● **Work instructions**: Copy each line of the records that contains the word "Integration".

[Lines of data]
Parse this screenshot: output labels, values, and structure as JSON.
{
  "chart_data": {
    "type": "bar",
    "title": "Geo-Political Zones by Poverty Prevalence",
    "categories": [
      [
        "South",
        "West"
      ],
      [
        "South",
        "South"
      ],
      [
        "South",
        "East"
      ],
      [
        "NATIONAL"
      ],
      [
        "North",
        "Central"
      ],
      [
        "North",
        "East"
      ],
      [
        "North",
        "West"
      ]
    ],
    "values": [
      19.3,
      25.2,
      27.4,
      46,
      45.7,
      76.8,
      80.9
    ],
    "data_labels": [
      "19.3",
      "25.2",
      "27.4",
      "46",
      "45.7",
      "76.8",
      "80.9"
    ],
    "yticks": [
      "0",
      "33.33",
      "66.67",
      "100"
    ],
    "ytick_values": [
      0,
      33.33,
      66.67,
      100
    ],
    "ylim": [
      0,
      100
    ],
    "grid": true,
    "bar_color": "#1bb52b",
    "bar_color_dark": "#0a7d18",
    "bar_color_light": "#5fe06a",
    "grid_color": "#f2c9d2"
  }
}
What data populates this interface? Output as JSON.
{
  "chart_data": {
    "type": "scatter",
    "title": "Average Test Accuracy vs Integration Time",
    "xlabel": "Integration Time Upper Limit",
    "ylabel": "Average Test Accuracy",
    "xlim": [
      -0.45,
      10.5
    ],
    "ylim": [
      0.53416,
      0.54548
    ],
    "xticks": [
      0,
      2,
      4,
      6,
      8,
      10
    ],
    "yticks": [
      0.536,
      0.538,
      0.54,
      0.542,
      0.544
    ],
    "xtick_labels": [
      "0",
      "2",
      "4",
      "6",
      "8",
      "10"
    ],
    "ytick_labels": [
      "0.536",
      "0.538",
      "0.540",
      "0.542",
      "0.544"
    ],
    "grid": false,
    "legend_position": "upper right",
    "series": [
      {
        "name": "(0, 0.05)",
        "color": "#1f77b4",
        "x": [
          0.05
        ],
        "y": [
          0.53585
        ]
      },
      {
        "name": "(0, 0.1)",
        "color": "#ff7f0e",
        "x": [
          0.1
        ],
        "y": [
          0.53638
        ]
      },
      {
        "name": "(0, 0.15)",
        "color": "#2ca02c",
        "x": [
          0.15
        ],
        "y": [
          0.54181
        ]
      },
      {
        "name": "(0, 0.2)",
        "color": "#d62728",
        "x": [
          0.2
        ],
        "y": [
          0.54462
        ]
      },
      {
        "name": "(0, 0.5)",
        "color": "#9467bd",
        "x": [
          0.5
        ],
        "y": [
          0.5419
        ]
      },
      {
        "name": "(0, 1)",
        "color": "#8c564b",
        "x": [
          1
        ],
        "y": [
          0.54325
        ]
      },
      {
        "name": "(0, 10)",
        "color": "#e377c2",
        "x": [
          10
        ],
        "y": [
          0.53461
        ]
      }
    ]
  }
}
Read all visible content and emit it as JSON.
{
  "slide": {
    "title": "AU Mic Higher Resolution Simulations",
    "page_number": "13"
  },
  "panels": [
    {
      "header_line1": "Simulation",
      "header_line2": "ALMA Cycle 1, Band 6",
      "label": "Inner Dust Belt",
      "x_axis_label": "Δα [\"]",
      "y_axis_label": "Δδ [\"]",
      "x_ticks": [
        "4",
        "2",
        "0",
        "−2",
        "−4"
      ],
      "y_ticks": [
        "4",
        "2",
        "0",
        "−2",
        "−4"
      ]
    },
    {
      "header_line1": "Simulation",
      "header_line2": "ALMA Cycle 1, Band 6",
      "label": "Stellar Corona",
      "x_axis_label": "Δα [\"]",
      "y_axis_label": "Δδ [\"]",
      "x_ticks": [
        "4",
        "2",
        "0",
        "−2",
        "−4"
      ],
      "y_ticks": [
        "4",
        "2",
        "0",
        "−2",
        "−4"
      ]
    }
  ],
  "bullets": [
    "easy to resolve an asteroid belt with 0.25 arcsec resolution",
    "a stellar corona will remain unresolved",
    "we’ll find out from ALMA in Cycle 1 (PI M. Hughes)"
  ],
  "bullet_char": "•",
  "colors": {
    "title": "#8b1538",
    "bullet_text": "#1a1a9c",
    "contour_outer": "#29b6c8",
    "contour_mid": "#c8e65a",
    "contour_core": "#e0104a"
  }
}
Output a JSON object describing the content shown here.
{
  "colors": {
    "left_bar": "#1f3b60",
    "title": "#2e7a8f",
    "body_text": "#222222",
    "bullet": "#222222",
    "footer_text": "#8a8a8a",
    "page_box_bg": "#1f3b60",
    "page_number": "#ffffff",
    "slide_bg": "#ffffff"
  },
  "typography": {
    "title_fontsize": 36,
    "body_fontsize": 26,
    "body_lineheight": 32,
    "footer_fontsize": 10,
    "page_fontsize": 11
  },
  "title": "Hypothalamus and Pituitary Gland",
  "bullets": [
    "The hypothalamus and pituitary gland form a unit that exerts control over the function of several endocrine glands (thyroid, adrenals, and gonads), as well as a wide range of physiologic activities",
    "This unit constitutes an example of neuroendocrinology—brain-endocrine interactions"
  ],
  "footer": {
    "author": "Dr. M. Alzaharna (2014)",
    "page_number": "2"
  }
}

● **Exercise result**:
    "title": "Average Test Accuracy vs Integration Time",
    "xlabel": "Integration Time Upper Limit",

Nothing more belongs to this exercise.